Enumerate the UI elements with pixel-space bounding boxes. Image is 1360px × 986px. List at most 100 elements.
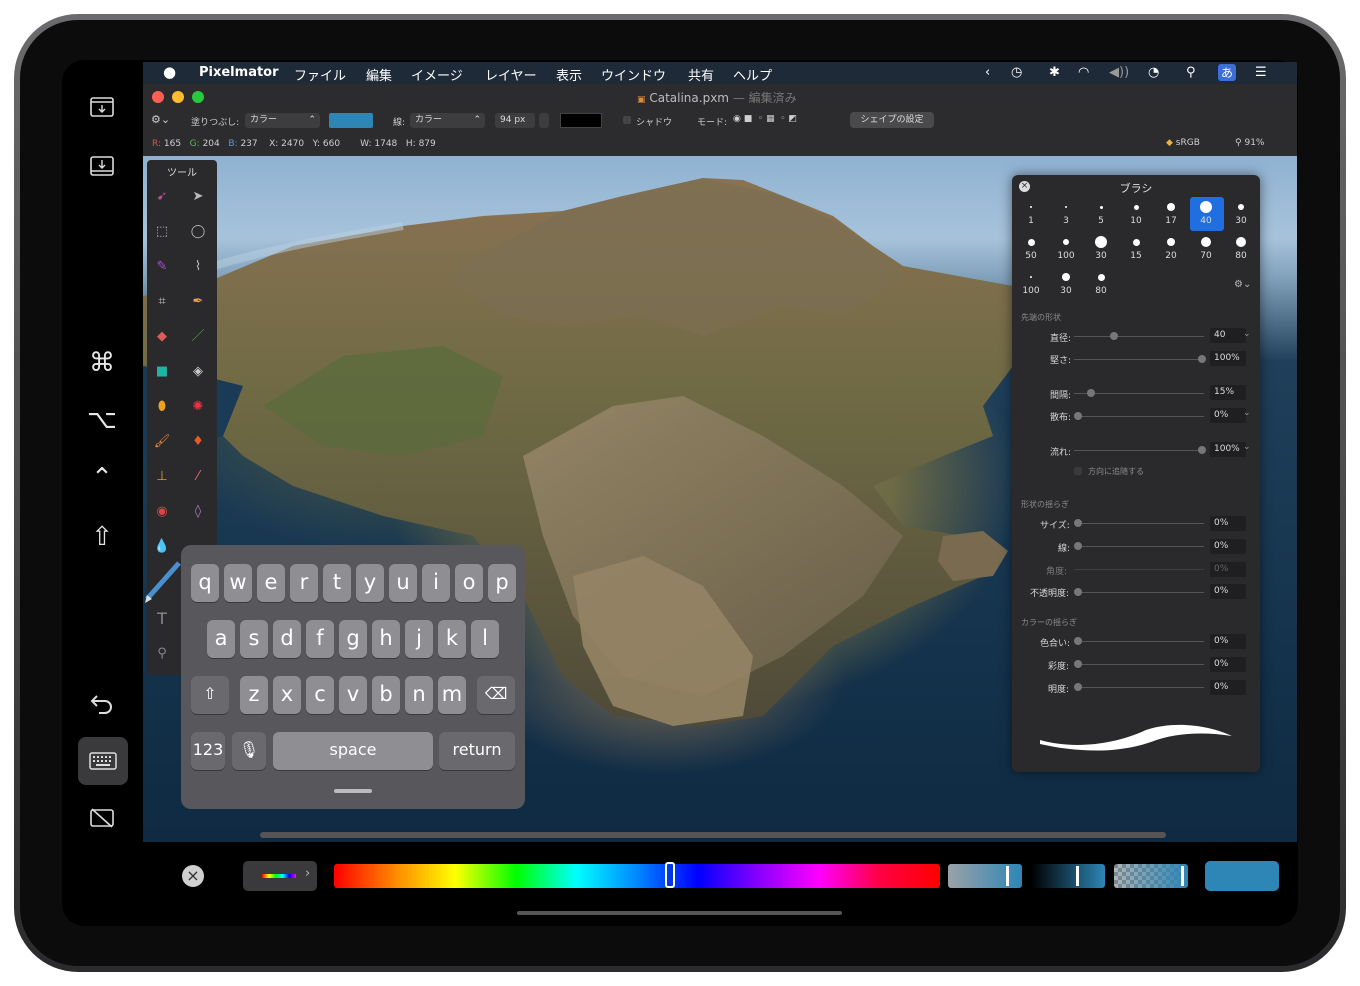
key-f[interactable]: f <box>306 620 334 658</box>
arrange-tool-icon[interactable]: ➹ <box>153 188 171 206</box>
pointer-tool-icon[interactable]: ➤ <box>189 188 207 206</box>
red-eye-tool-icon[interactable]: ◉ <box>153 503 171 521</box>
brush-preset-40[interactable] <box>1200 201 1212 213</box>
stroke-type-select[interactable]: カラー ⌃ <box>410 113 485 128</box>
key-g[interactable]: g <box>339 620 367 658</box>
key-y[interactable]: y <box>356 564 384 602</box>
flow-slider[interactable] <box>1074 450 1204 451</box>
saturation-slider[interactable] <box>948 864 1022 888</box>
close-window-button[interactable] <box>152 91 164 103</box>
minimize-window-button[interactable] <box>172 91 184 103</box>
shift-key[interactable]: ⇧ <box>191 676 229 714</box>
key-x[interactable]: x <box>273 676 301 714</box>
key-h[interactable]: h <box>372 620 400 658</box>
spacing-knob[interactable] <box>1087 389 1095 397</box>
flow-knob[interactable] <box>1198 446 1206 454</box>
brush-preset-3[interactable] <box>1065 206 1067 208</box>
numbers-key[interactable]: 123 <box>191 732 225 770</box>
wifi-icon[interactable]: ◠ <box>1078 65 1089 80</box>
key-i[interactable]: i <box>422 564 450 602</box>
size-jitter-field[interactable]: 0% <box>1210 516 1246 531</box>
key-u[interactable]: u <box>389 564 417 602</box>
stroke-width-stepper[interactable] <box>539 113 549 128</box>
brush-preset-5[interactable] <box>1099 205 1103 209</box>
pencil-tool-icon[interactable]: ／ <box>189 328 207 346</box>
menu-edit[interactable]: 編集 <box>366 65 392 84</box>
brightness-jitter-knob[interactable] <box>1074 683 1082 691</box>
brush-preset-30[interactable] <box>1238 204 1244 210</box>
mode-options[interactable]: ◉ ■ ◦ ▦ ◦ ◩ <box>733 114 797 124</box>
color-mode-button[interactable]: › <box>243 861 317 891</box>
brush-preset-80[interactable] <box>1097 273 1105 281</box>
return-key[interactable]: return <box>439 732 515 770</box>
stamp-tool-icon[interactable]: ⊥ <box>153 468 171 486</box>
opacity-jitter-knob[interactable] <box>1074 588 1082 596</box>
key-z[interactable]: z <box>240 676 268 714</box>
fill-type-select[interactable]: カラー ⌃ <box>245 113 320 128</box>
key-q[interactable]: q <box>191 564 219 602</box>
spacing-field[interactable]: 15% <box>1210 385 1246 400</box>
volume-icon[interactable]: ◀)) <box>1109 65 1129 80</box>
scatter-knob[interactable] <box>1074 412 1082 420</box>
brightness-jitter-field[interactable]: 0% <box>1210 680 1246 695</box>
brush-preset-10[interactable] <box>1133 204 1139 210</box>
brush-preset-17[interactable] <box>1167 203 1175 211</box>
key-p[interactable]: p <box>488 564 516 602</box>
crop-tool-icon[interactable]: ⌗ <box>153 293 171 311</box>
rect-select-tool-icon[interactable]: ⬚ <box>153 223 171 241</box>
brightness-slider[interactable] <box>1031 864 1105 888</box>
key-w[interactable]: w <box>224 564 252 602</box>
hue-spectrum-slider[interactable] <box>334 862 940 888</box>
angle-jitter-slider[interactable] <box>1074 569 1204 570</box>
key-m[interactable]: m <box>438 676 466 714</box>
key-j[interactable]: j <box>405 620 433 658</box>
menu-help[interactable]: ヘルプ <box>733 65 772 84</box>
smudge-tool-icon[interactable]: ⁄ <box>189 468 207 486</box>
key-a[interactable]: a <box>207 620 235 658</box>
scatter-field[interactable]: 0% <box>1210 408 1246 423</box>
ellipse-select-tool-icon[interactable]: ◯ <box>189 223 207 241</box>
shadow-checkbox[interactable] <box>623 116 631 124</box>
brush-preset-20[interactable] <box>1167 238 1175 246</box>
keyboard-drag-handle[interactable] <box>334 789 372 793</box>
stroke-color-well[interactable] <box>560 113 602 128</box>
color-picker-tool-icon[interactable]: ✺ <box>189 398 207 416</box>
hardness-field[interactable]: 100% <box>1210 351 1246 366</box>
follow-direction-checkbox[interactable] <box>1074 467 1082 475</box>
control-key-icon[interactable]: ⌃ <box>82 463 122 493</box>
menu-image[interactable]: イメージ <box>411 65 463 84</box>
brush-preset-80[interactable] <box>1236 237 1246 247</box>
shape-tool-icon[interactable]: ■ <box>153 363 171 381</box>
opacity-jitter-field[interactable]: 0% <box>1210 584 1246 599</box>
brush-preset-15[interactable] <box>1132 238 1140 246</box>
key-r[interactable]: r <box>290 564 318 602</box>
key-n[interactable]: n <box>405 676 433 714</box>
key-c[interactable]: c <box>306 676 334 714</box>
thin-jitter-slider[interactable] <box>1074 546 1204 547</box>
diameter-dropdown-icon[interactable]: ⌄ <box>1243 329 1251 339</box>
key-d[interactable]: d <box>273 620 301 658</box>
gear-icon[interactable]: ⚙︎⌄ <box>151 113 170 126</box>
fill-color-well[interactable] <box>329 113 373 128</box>
menu-share[interactable]: 共有 <box>688 65 714 84</box>
stroke-width-field[interactable]: 94 px <box>495 113 535 128</box>
saturation-jitter-field[interactable]: 0% <box>1210 657 1246 672</box>
opacity-jitter-slider[interactable] <box>1074 592 1204 593</box>
key-b[interactable]: b <box>372 676 400 714</box>
search-icon[interactable]: ⚲ <box>1186 65 1196 80</box>
canvas-horizontal-scrollbar[interactable] <box>260 832 1166 838</box>
space-key[interactable]: space <box>273 732 433 770</box>
eraser-tool-icon[interactable]: ◆ <box>153 328 171 346</box>
brush-preset-30[interactable] <box>1095 236 1107 248</box>
option-key-icon[interactable]: ⌥ <box>82 405 122 435</box>
microphone-key-icon[interactable]: 🎙 <box>232 732 266 770</box>
diameter-slider[interactable] <box>1074 336 1204 337</box>
undo-icon[interactable] <box>82 690 122 720</box>
thin-jitter-knob[interactable] <box>1074 542 1082 550</box>
diameter-field[interactable]: 40 <box>1210 328 1246 343</box>
hue-jitter-field[interactable]: 0% <box>1210 634 1246 649</box>
chevron-left-icon[interactable]: ‹ <box>985 65 990 80</box>
show-menubar-icon[interactable] <box>82 96 122 124</box>
zoom-tool-icon[interactable]: ⚲ <box>153 645 171 663</box>
flow-dropdown-icon[interactable]: ⌄ <box>1243 442 1251 452</box>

===

TASK REQUIREMENTS | Return word for word everything in the rows above, from the row containing "key-f[interactable]: f <box>306" down to the row containing "volume-icon[interactable]: ◀)) <box>1109", with both of those rows included.

OUTPUT BELOW |
key-f[interactable]: f <box>306 620 334 658</box>
arrange-tool-icon[interactable]: ➹ <box>153 188 171 206</box>
pointer-tool-icon[interactable]: ➤ <box>189 188 207 206</box>
red-eye-tool-icon[interactable]: ◉ <box>153 503 171 521</box>
brush-preset-40[interactable] <box>1200 201 1212 213</box>
stroke-type-select[interactable]: カラー ⌃ <box>410 113 485 128</box>
key-g[interactable]: g <box>339 620 367 658</box>
key-y[interactable]: y <box>356 564 384 602</box>
flow-slider[interactable] <box>1074 450 1204 451</box>
saturation-slider[interactable] <box>948 864 1022 888</box>
close-window-button[interactable] <box>152 91 164 103</box>
minimize-window-button[interactable] <box>172 91 184 103</box>
shift-key[interactable]: ⇧ <box>191 676 229 714</box>
key-x[interactable]: x <box>273 676 301 714</box>
key-h[interactable]: h <box>372 620 400 658</box>
spacing-knob[interactable] <box>1087 389 1095 397</box>
flow-knob[interactable] <box>1198 446 1206 454</box>
brush-preset-3[interactable] <box>1065 206 1067 208</box>
numbers-key[interactable]: 123 <box>191 732 225 770</box>
wifi-icon[interactable]: ◠ <box>1078 65 1089 80</box>
key-i[interactable]: i <box>422 564 450 602</box>
size-jitter-field[interactable]: 0% <box>1210 516 1246 531</box>
key-u[interactable]: u <box>389 564 417 602</box>
stroke-width-stepper[interactable] <box>539 113 549 128</box>
brush-preset-5[interactable] <box>1099 205 1103 209</box>
pencil-tool-icon[interactable]: ／ <box>189 328 207 346</box>
menu-edit[interactable]: 編集 <box>366 65 392 84</box>
brightness-jitter-knob[interactable] <box>1074 683 1082 691</box>
brush-preset-30[interactable] <box>1238 204 1244 210</box>
mode-options[interactable]: ◉ ■ ◦ ▦ ◦ ◩ <box>733 114 797 124</box>
color-mode-button[interactable]: › <box>243 861 317 891</box>
brush-preset-80[interactable] <box>1097 273 1105 281</box>
return-key[interactable]: return <box>439 732 515 770</box>
stamp-tool-icon[interactable]: ⊥ <box>153 468 171 486</box>
opacity-jitter-knob[interactable] <box>1074 588 1082 596</box>
key-z[interactable]: z <box>240 676 268 714</box>
fill-type-select[interactable]: カラー ⌃ <box>245 113 320 128</box>
key-q[interactable]: q <box>191 564 219 602</box>
spacing-field[interactable]: 15% <box>1210 385 1246 400</box>
volume-icon[interactable]: ◀)) <box>1109 65 1129 80</box>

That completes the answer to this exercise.